*Description of the task*
Transcribe the records below exactly.

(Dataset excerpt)

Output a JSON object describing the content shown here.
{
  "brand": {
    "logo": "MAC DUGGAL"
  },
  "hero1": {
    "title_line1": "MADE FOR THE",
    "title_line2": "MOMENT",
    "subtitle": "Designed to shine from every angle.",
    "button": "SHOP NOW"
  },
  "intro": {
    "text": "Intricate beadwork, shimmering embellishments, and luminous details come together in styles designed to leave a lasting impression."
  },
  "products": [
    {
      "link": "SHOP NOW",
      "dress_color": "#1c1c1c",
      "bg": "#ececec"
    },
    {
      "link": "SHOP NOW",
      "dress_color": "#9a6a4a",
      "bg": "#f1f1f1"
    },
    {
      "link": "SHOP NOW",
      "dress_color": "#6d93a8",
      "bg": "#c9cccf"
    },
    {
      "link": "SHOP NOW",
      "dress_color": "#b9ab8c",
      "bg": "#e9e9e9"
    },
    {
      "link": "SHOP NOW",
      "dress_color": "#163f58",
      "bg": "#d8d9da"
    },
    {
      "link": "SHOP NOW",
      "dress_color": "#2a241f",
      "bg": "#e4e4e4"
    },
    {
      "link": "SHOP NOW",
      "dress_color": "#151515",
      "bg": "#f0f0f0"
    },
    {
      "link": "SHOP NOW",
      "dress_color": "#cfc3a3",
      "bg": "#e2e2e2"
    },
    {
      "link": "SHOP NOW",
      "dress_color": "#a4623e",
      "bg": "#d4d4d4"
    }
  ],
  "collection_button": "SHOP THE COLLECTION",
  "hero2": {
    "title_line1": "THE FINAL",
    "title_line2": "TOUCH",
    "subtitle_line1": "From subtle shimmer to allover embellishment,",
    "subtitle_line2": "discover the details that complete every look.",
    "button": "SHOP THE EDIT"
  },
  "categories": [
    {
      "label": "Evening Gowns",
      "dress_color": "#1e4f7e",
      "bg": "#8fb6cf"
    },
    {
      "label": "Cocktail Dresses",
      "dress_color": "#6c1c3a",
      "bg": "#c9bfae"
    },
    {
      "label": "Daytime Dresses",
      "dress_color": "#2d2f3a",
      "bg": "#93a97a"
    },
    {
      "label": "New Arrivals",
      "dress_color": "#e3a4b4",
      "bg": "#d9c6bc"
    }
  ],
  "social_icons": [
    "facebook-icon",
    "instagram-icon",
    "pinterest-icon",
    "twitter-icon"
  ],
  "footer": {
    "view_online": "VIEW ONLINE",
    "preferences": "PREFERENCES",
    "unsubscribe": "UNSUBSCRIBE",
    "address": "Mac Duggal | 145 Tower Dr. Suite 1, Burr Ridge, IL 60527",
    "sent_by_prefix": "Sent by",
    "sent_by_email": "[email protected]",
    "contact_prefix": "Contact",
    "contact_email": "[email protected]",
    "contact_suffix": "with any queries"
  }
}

*The completed task*
Output a JSON object describing the content shown here.
{
  "brand": {
    "logo": "MAC DUGGAL"
  },
  "hero1": {
    "title_line1": "MADE FOR THE",
    "title_line2": "MOMENT",
    "subtitle": "Designed to shine from every angle.",
    "button": "SHOP NOW"
  },
  "intro": {
    "text": "Intricate beadwork, shimmering embellishments, and luminous details come together in styles designed to leave a lasting impression."
  },
  "products": [
    {
      "link": "SHOP NOW",
      "dress_color": "#1c1c1c",
      "bg": "#ececec"
    },
    {
      "link": "SHOP NOW",
      "dress_color": "#9a6a4a",
      "bg": "#f1f1f1"
    },
    {
      "link": "SHOP NOW",
      "dress_color": "#6d93a8",
      "bg": "#c9cccf"
    },
    {
      "link": "SHOP NOW",
      "dress_color": "#b9ab8c",
      "bg": "#e9e9e9"
    },
    {
      "link": "SHOP NOW",
      "dress_color": "#163f58",
      "bg": "#d8d9da"
    },
    {
      "link": "SHOP NOW",
      "dress_color": "#2a241f",
      "bg": "#e4e4e4"
    },
    {
      "link": "SHOP NOW",
      "dress_color": "#151515",
      "bg": "#f0f0f0"
    },
    {
      "link": "SHOP NOW",
      "dress_color": "#cfc3a3",
      "bg": "#e2e2e2"
    },
    {
      "link": "SHOP NOW",
      "dress_color": "#a4623e",
      "bg": "#d4d4d4"
    }
  ],
  "collection_button": "SHOP THE COLLECTION",
  "hero2": {
    "title_line1": "THE FINAL",
    "title_line2": "TOUCH",
    "subtitle_line1": "From subtle shimmer to allover embellishment,",
    "subtitle_line2": "discover the details that complete every look.",
    "button": "SHOP THE EDIT"
  },
  "categories": [
    {
      "label": "Evening Gowns",
      "dress_color": "#1e4f7e",
      "bg": "#8fb6cf"
    },
    {
      "label": "Cocktail Dresses",
      "dress_color": "#6c1c3a",
      "bg": "#c9bfae"
    },
    {
      "label": "Daytime Dresses",
      "dress_color": "#2d2f3a",
      "bg": "#93a97a"
    },
    {
      "label": "New Arrivals",
      "dress_color": "#e3a4b4",
      "bg": "#d9c6bc"
    }
  ],
  "social_icons": [
    "facebook-icon",
    "instagram-icon",
    "pinterest-icon",
    "twitter-icon"
  ],
  "footer": {
    "view_online": "VIEW ONLINE",
    "preferences": "PREFERENCES",
    "unsubscribe": "UNSUBSCRIBE",
    "address": "Mac Duggal | 145 Tower Dr. Suite 1, Burr Ridge, IL 60527",
    "sent_by_prefix": "Sent by",
    "sent_by_email": "[email protected]",
    "contact_prefix": "Contact",
    "contact_email": "[email protected]",
    "contact_suffix": "with any queries"
  }
}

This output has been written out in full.